THE TASK:
Find every line in the records below that contains the word "with", and copy each such line.

MATERIAL TO PROCESS:
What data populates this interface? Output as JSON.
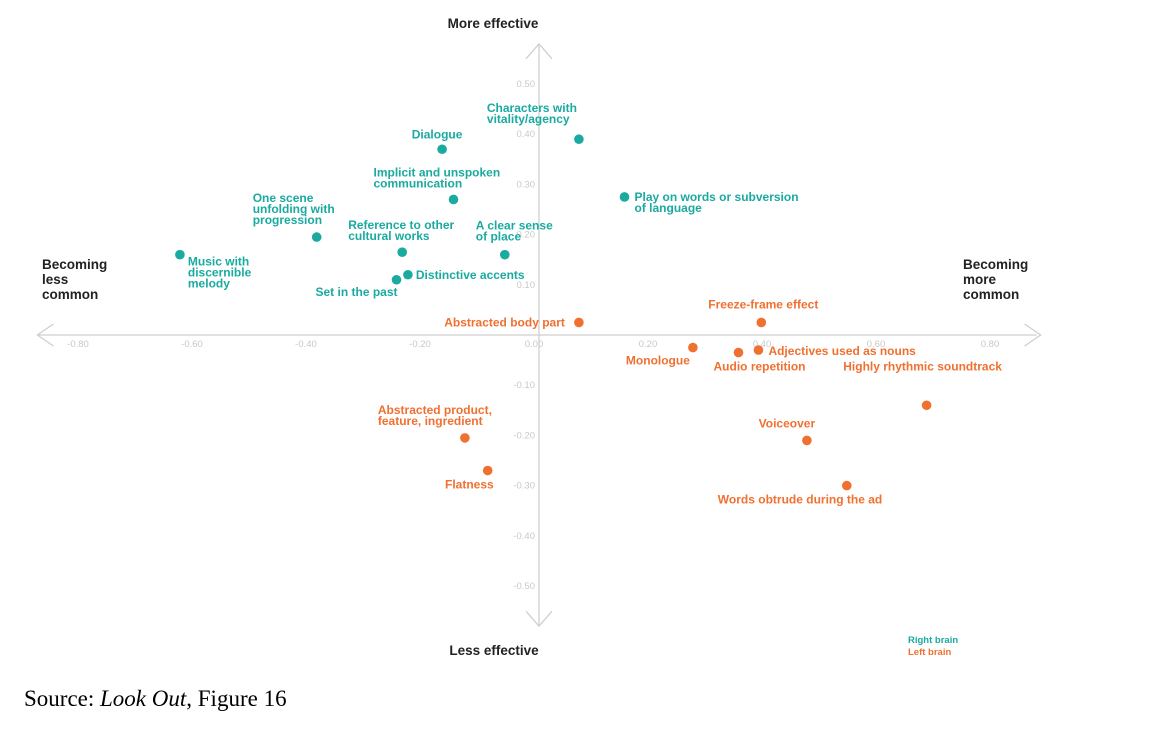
{
  "chart_data": {
    "type": "scatter",
    "axis_titles": {
      "top": "More effective",
      "bottom": "Less effective",
      "left": [
        "Becoming",
        "less",
        "common"
      ],
      "right": [
        "Becoming",
        "more",
        "common"
      ]
    },
    "x_ticks": [
      "-0.80",
      "-0.60",
      "-0.40",
      "-0.20",
      "0.00",
      "0.20",
      "0.40",
      "0.60",
      "0.80"
    ],
    "y_ticks": [
      "0.50",
      "0.40",
      "0.30",
      "0.20",
      "0.10",
      "-0.10",
      "-0.20",
      "-0.30",
      "-0.40",
      "-0.50"
    ],
    "xlim": [
      -0.88,
      0.88
    ],
    "ylim": [
      -0.58,
      0.58
    ],
    "grid": false,
    "legend_position": "bottom-right",
    "series": [
      {
        "name": "Right brain",
        "color": "#1aaaa0",
        "points": [
          {
            "x": 0.07,
            "y": 0.39,
            "label": [
              "Characters with",
              "vitality/agency"
            ]
          },
          {
            "x": -0.17,
            "y": 0.37,
            "label": [
              "Dialogue"
            ]
          },
          {
            "x": -0.15,
            "y": 0.27,
            "label": [
              "Implicit and unspoken",
              "communication"
            ]
          },
          {
            "x": 0.15,
            "y": 0.275,
            "label": [
              "Play on words or subversion",
              "of language"
            ]
          },
          {
            "x": -0.39,
            "y": 0.195,
            "label": [
              "One scene",
              "unfolding with",
              "progression"
            ]
          },
          {
            "x": -0.24,
            "y": 0.165,
            "label": [
              "Reference to other",
              "cultural works"
            ]
          },
          {
            "x": -0.06,
            "y": 0.16,
            "label": [
              "A clear sense",
              "of place"
            ]
          },
          {
            "x": -0.63,
            "y": 0.16,
            "label": [
              "Music with",
              "discernible",
              "melody"
            ]
          },
          {
            "x": -0.23,
            "y": 0.12,
            "label": [
              "Distinctive accents"
            ]
          },
          {
            "x": -0.25,
            "y": 0.11,
            "label": [
              "Set in the past"
            ]
          }
        ]
      },
      {
        "name": "Left brain",
        "color": "#f07030",
        "points": [
          {
            "x": 0.07,
            "y": 0.025,
            "label": [
              "Abstracted body part"
            ]
          },
          {
            "x": 0.39,
            "y": 0.025,
            "label": [
              "Freeze-frame effect"
            ]
          },
          {
            "x": 0.27,
            "y": -0.025,
            "label": [
              "Monologue"
            ]
          },
          {
            "x": 0.35,
            "y": -0.035,
            "label": [
              "Audio repetition"
            ]
          },
          {
            "x": 0.385,
            "y": -0.03,
            "label": [
              "Adjectives used as nouns"
            ]
          },
          {
            "x": 0.68,
            "y": -0.14,
            "label": [
              "Highly rhythmic soundtrack"
            ]
          },
          {
            "x": 0.47,
            "y": -0.21,
            "label": [
              "Voiceover"
            ]
          },
          {
            "x": -0.13,
            "y": -0.205,
            "label": [
              "Abstracted product,",
              "feature, ingredient"
            ]
          },
          {
            "x": -0.09,
            "y": -0.27,
            "label": [
              "Flatness"
            ]
          },
          {
            "x": 0.54,
            "y": -0.3,
            "label": [
              "Words obtrude during the ad"
            ]
          }
        ]
      }
    ]
  },
  "source": {
    "prefix": "Source: ",
    "title": "Look Out",
    "suffix": ", Figure 16"
  }
}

THE REPLY:
              "Characters with",
              "unfolding with",
              "Music with",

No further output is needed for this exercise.